Every record below should be written out exactly; pictures stay out.

Stored records
----------------------------------------

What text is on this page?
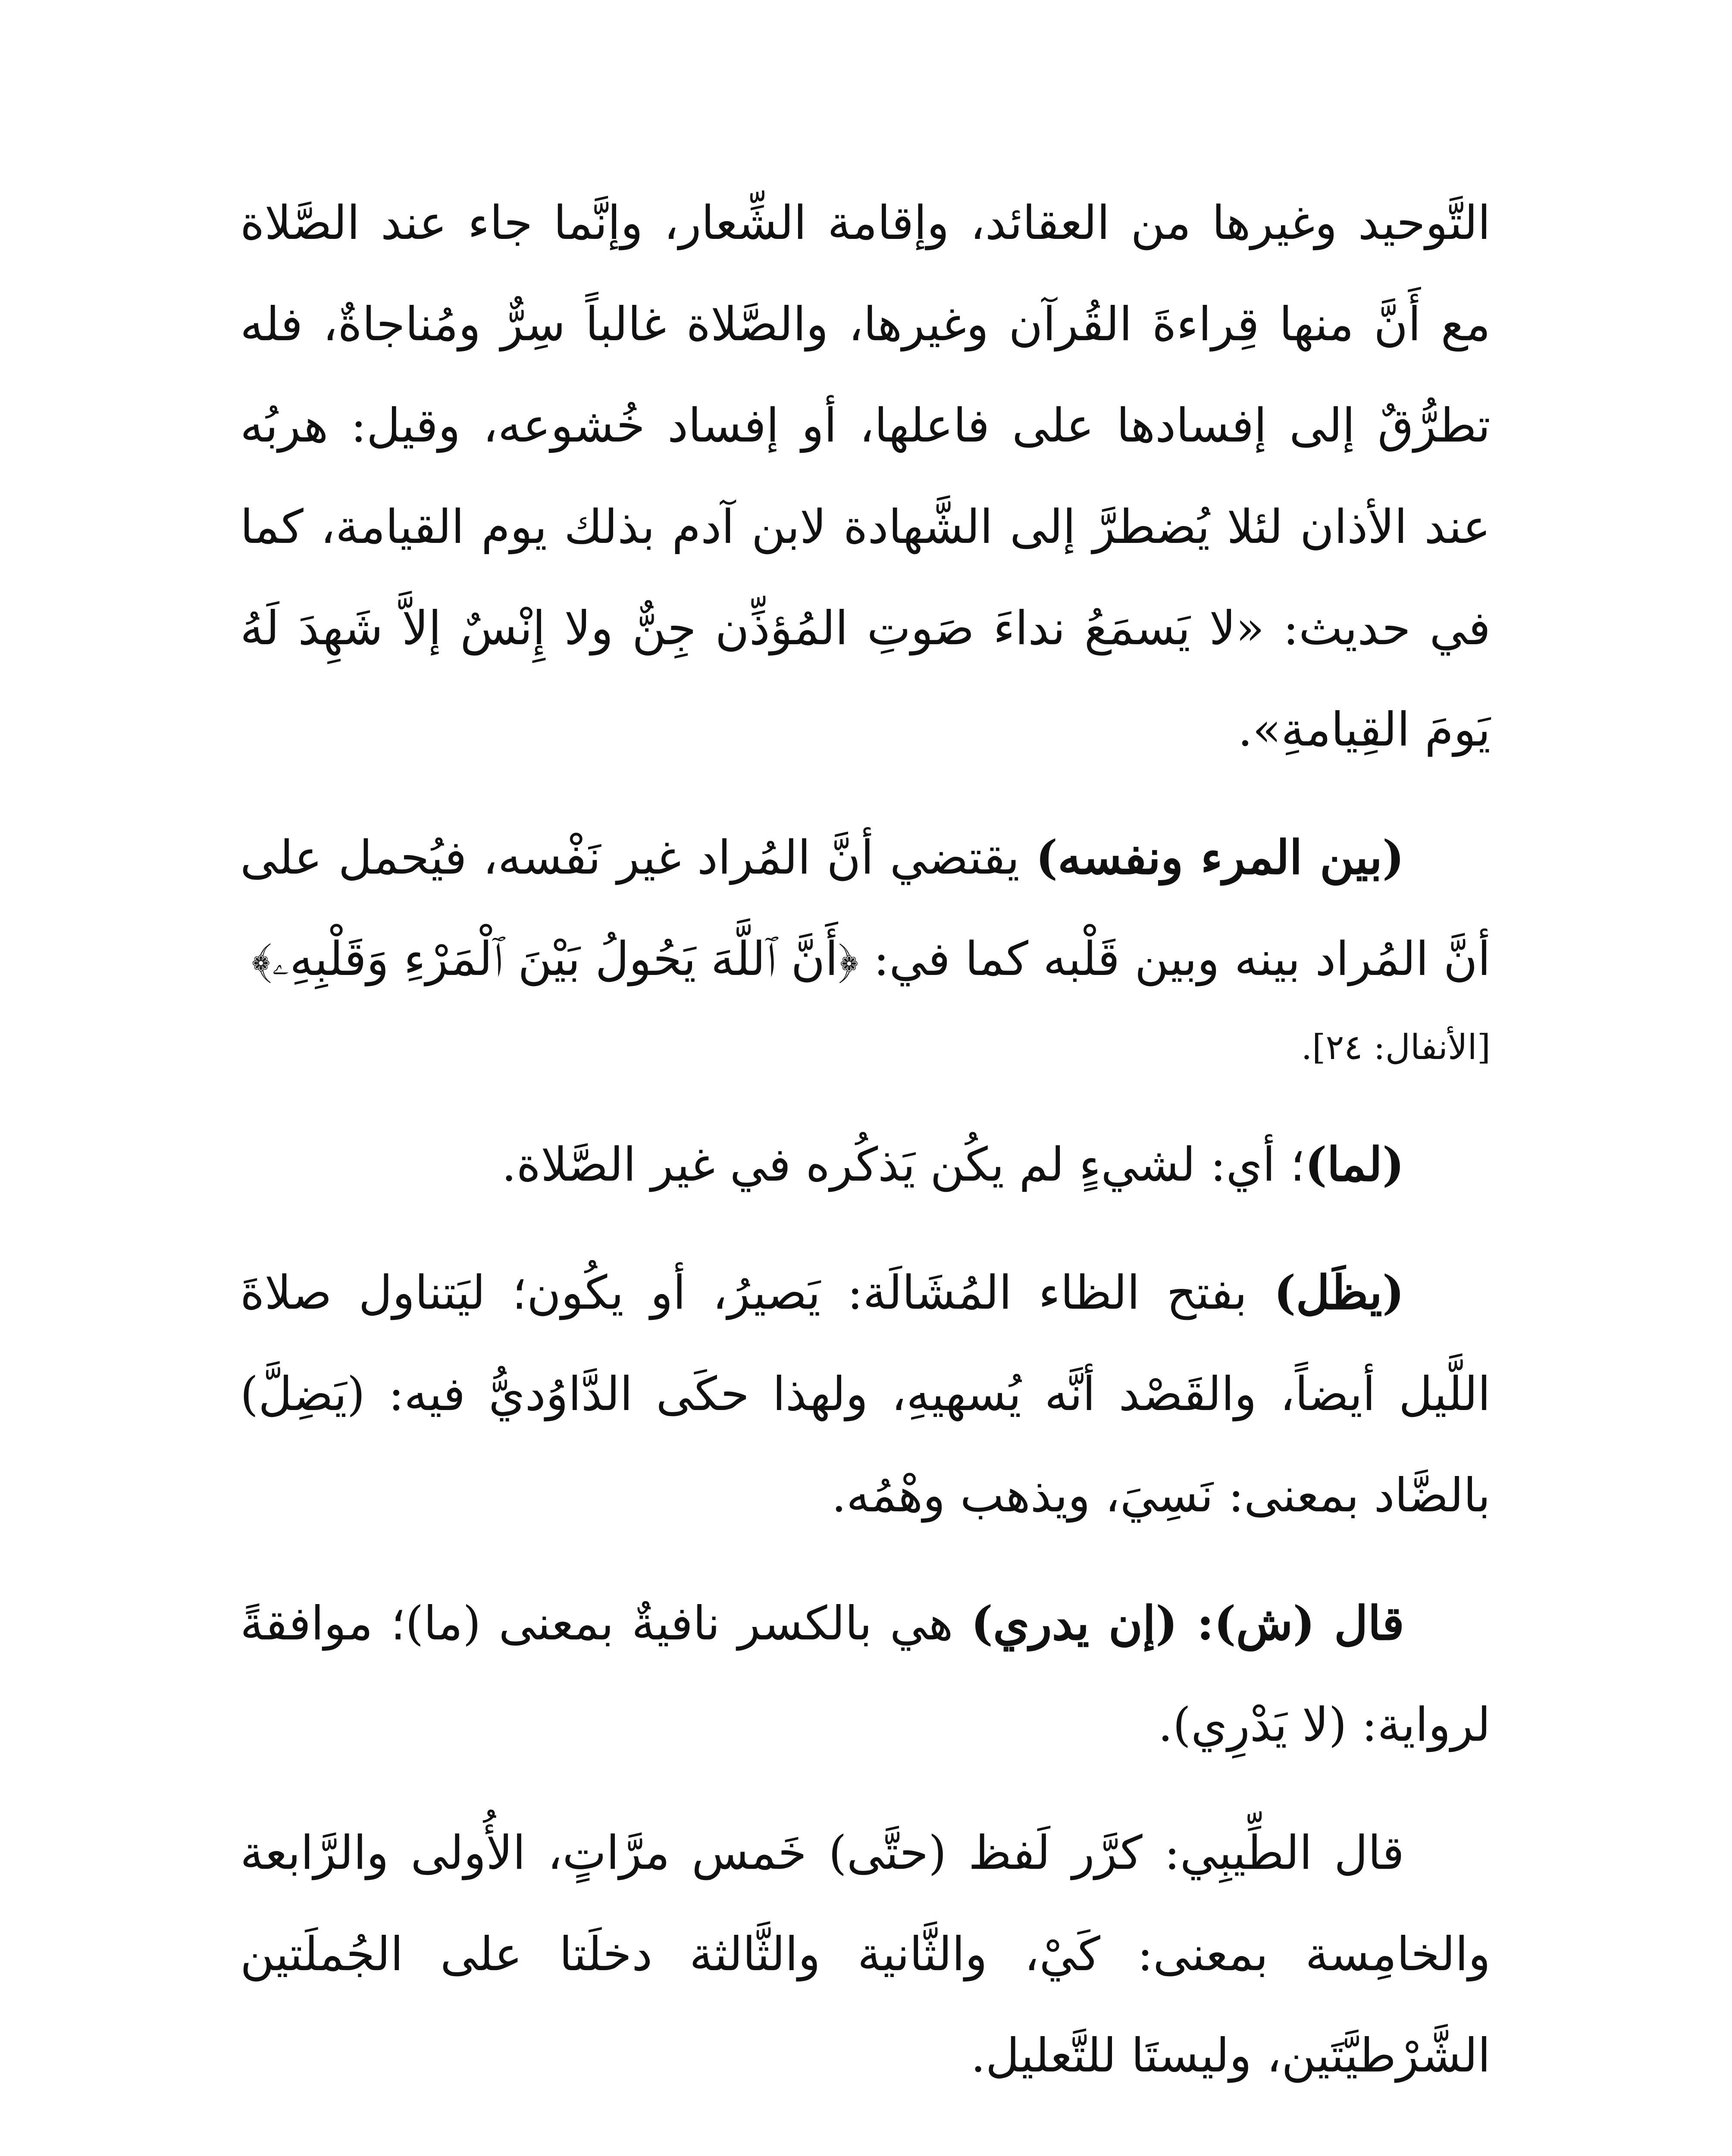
التَّوحيد وغيرها من العقائد، وإقامة الشِّعار، وإنَّما جاء عند الصَّلاة مع أَنَّ منها قِراءةَ القُرآن وغيرها، والصَّلاة غالباً سِرٌّ ومُناجاةٌ، فله تطرُّقٌ إلى إفسادها على فاعلها، أو إفساد خُشوعه، وقيل: هربُه عند الأذان لئلا يُضطرَّ إلى الشَّهادة لابن آدم بذلك يوم القيامة، كما في حديث: «لا يَسمَعُ نداءَ صَوتِ المُؤذِّن جِنٌّ ولا إِنْسٌ إلاَّ شَهِدَ لَهُ يَومَ القِيامةِ».

(بين المرء ونفسه) يقتضي أنَّ المُراد غير نَفْسه، فيُحمل على أنَّ المُراد بينه وبين قَلْبه كما في: ﴿أَنَّ ٱللَّهَ يَحُولُ بَيْنَ ٱلْمَرْءِ وَقَلْبِهِۦ﴾

[الأنفال: ٢٤].

(لما)؛ أي: لشيءٍ لم يكُن يَذكُره في غير الصَّلاة.

(يظَل) بفتح الظاء المُشَالَة: يَصيرُ، أو يكُون؛ ليَتناول صلاةَ اللَّيل أيضاً، والقَصْد أنَّه يُسهيهِ، ولهذا حكَى الدَّاوُديُّ فيه: (يَضِلَّ) بالضَّاد بمعنى: نَسِيَ، ويذهب وهْمُه.

قال (ش): (إن يدري) هي بالكسر نافيةٌ بمعنى (ما)؛ موافقةً لرواية: (لا يَدْرِي).

قال الطِّيبِي: كرَّر لَفظ (حتَّى) خَمس مرَّاتٍ، الأُولى والرَّابعة والخامِسة بمعنى: كَيْ، والثَّانية والثَّالثة دخلَتا على الجُملَتين الشَّرْطيَّتَين، وليستَا للتَّعليل.
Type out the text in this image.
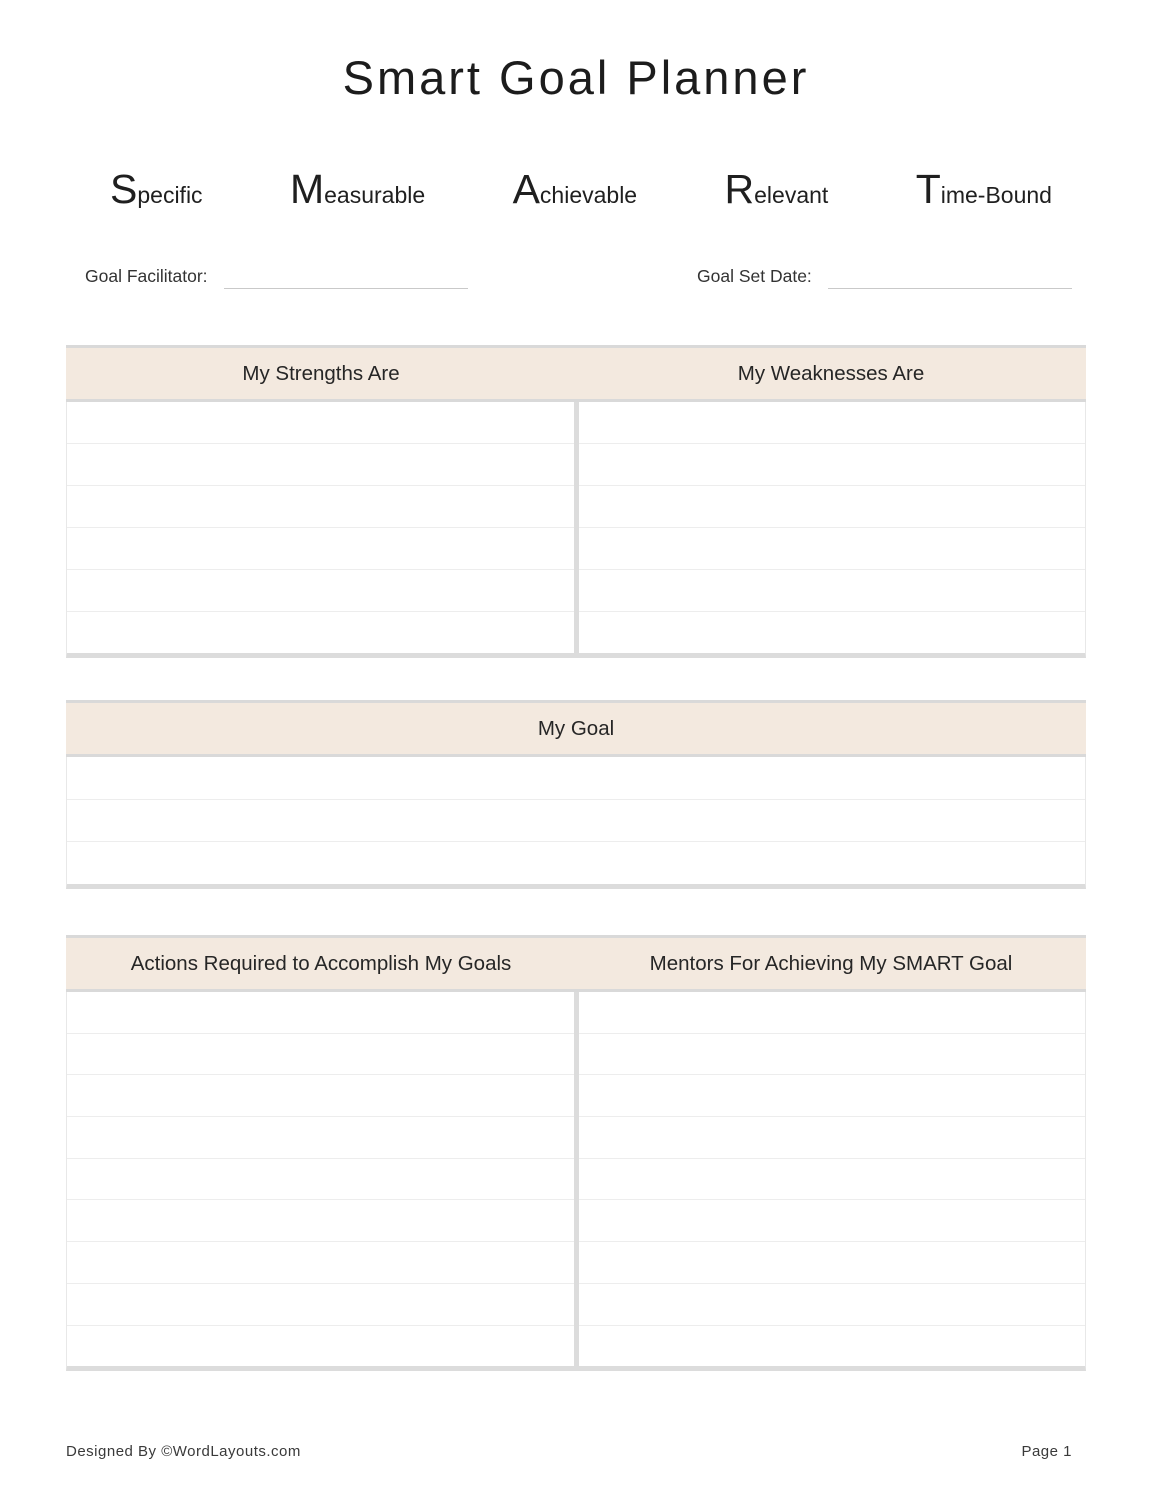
Smart Goal Planner
Specific Measurable Achievable Relevant Time-Bound
Goal Facilitator:	Goal Set Date:
My Strengths Are	My Weaknesses Are
My Goal
Actions Required to Accomplish My Goals	Mentors For Achieving My SMART Goal
Designed By ©WordLayouts.com	Page 1
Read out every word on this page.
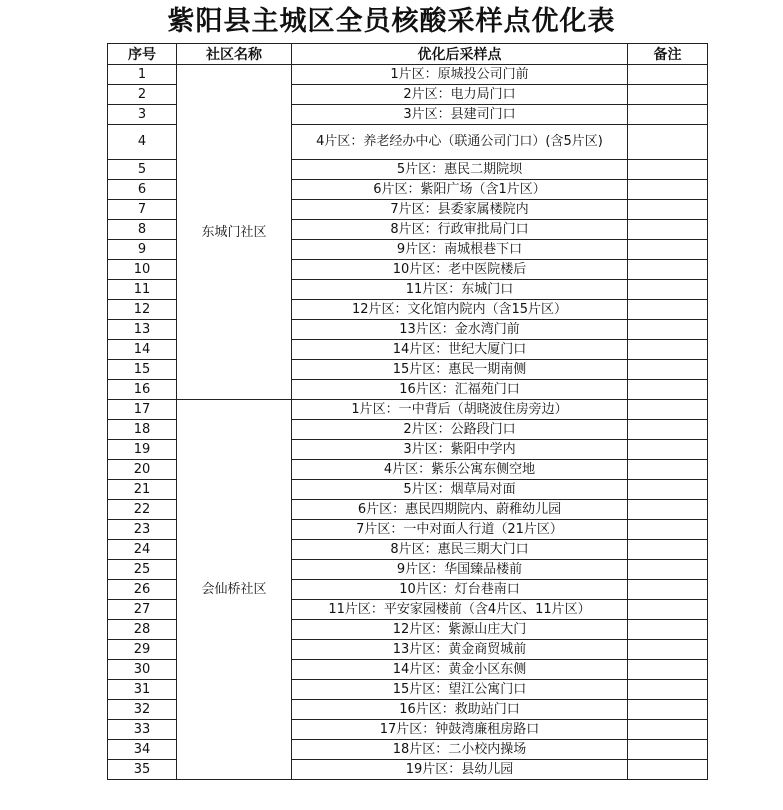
紫阳县主城区全员核酸采样点优化表
序号	社区名称	优化后采样点	备注
1	东城门社区	1片区：原城投公司门前	
2		2片区：电力局门口	
3		3片区：县建司门口	
4		4片区：养老经办中心（联通公司门口）(含5片区)	
5		5片区：惠民二期院坝	
6		6片区：紫阳广场（含1片区）	
7		7片区：县委家属楼院内	
8		8片区：行政审批局门口	
9		9片区：南城根巷下口	
10		10片区：老中医院楼后	
11		11片区：东城门口	
12		12片区：文化馆内院内（含15片区）	
13		13片区：金水湾门前	
14		14片区：世纪大厦门口	
15		15片区：惠民一期南侧	
16		16片区：汇福苑门口	
17	会仙桥社区	1片区：一中背后（胡晓波住房旁边）	
18		2片区：公路段门口	
19		3片区：紫阳中学内	
20		4片区：紫乐公寓东侧空地	
21		5片区：烟草局对面	
22		6片区：惠民四期院内、蔚稚幼儿园	
23		7片区：一中对面人行道（21片区）	
24		8片区：惠民三期大门口	
25		9片区：华国臻品楼前	
26		10片区：灯台巷南口	
27		11片区：平安家园楼前（含4片区、11片区）	
28		12片区：紫源山庄大门	
29		13片区：黄金商贸城前	
30		14片区：黄金小区东侧	
31		15片区：望江公寓门口	
32		16片区：救助站门口	
33		17片区：钟鼓湾廉租房路口	
34		18片区：二小校内操场	
35		19片区：县幼儿园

----------------------------------------

Solution to this task —
What text is on this page?
التَّوحيد وغيرها من العقائد، وإقامة الشِّعار، وإنَّما جاء عند الصَّلاة مع أَنَّ منها قِراءةَ القُرآن وغيرها، والصَّلاة غالباً سِرٌّ ومُناجاةٌ، فله تطرُّقٌ إلى إفسادها على فاعلها، أو إفساد خُشوعه، وقيل: هربُه عند الأذان لئلا يُضطرَّ إلى الشَّهادة لابن آدم بذلك يوم القيامة، كما في حديث: «لا يَسمَعُ نداءَ صَوتِ المُؤذِّن جِنٌّ ولا إِنْسٌ إلاَّ شَهِدَ لَهُ يَومَ القِيامةِ».

(بين المرء ونفسه) يقتضي أنَّ المُراد غير نَفْسه، فيُحمل على أنَّ المُراد بينه وبين قَلْبه كما في: ﴿أَنَّ ٱللَّهَ يَحُولُ بَيْنَ ٱلْمَرْءِ وَقَلْبِهِۦ﴾

[الأنفال: ٢٤].

(لما)؛ أي: لشيءٍ لم يكُن يَذكُره في غير الصَّلاة.

(يظَل) بفتح الظاء المُشَالَة: يَصيرُ، أو يكُون؛ ليَتناول صلاةَ اللَّيل أيضاً، والقَصْد أنَّه يُسهيهِ، ولهذا حكَى الدَّاوُديُّ فيه: (يَضِلَّ) بالضَّاد بمعنى: نَسِيَ، ويذهب وهْمُه.

قال (ش): (إن يدري) هي بالكسر نافيةٌ بمعنى (ما)؛ موافقةً لرواية: (لا يَدْرِي).

قال الطِّيبِي: كرَّر لَفظ (حتَّى) خَمس مرَّاتٍ، الأُولى والرَّابعة والخامِسة بمعنى: كَيْ، والثَّانية والثَّالثة دخلَتا على الجُملَتين الشَّرْطيَّتَين، وليستَا للتَّعليل.
Type out the text in this image.
Smart Goal Planner
Specific Measurable Achievable Relevant Time-Bound
Goal Facilitator:	Goal Set Date:
My Strengths Are	My Weaknesses Are
My Goal
Actions Required to Accomplish My Goals	Mentors For Achieving My SMART Goal
Designed By ©WordLayouts.com	Page 1
Read out every word on this page.
紫阳县主城区全员核酸采样点优化表
序号	社区名称	优化后采样点	备注
1	东城门社区	1片区：原城投公司门前	
2		2片区：电力局门口	
3		3片区：县建司门口	
4		4片区：养老经办中心（联通公司门口）(含5片区)	
5		5片区：惠民二期院坝	
6		6片区：紫阳广场（含1片区）	
7		7片区：县委家属楼院内	
8		8片区：行政审批局门口	
9		9片区：南城根巷下口	
10		10片区：老中医院楼后	
11		11片区：东城门口	
12		12片区：文化馆内院内（含15片区）	
13		13片区：金水湾门前	
14		14片区：世纪大厦门口	
15		15片区：惠民一期南侧	
16		16片区：汇福苑门口	
17	会仙桥社区	1片区：一中背后（胡晓波住房旁边）	
18		2片区：公路段门口	
19		3片区：紫阳中学内	
20		4片区：紫乐公寓东侧空地	
21		5片区：烟草局对面	
22		6片区：惠民四期院内、蔚稚幼儿园	
23		7片区：一中对面人行道（21片区）	
24		8片区：惠民三期大门口	
25		9片区：华国臻品楼前	
26		10片区：灯台巷南口	
27		11片区：平安家园楼前（含4片区、11片区）	
28		12片区：紫源山庄大门	
29		13片区：黄金商贸城前	
30		14片区：黄金小区东侧	
31		15片区：望江公寓门口	
32		16片区：救助站门口	
33		17片区：钟鼓湾廉租房路口	
34		18片区：二小校内操场	
35		19片区：县幼儿园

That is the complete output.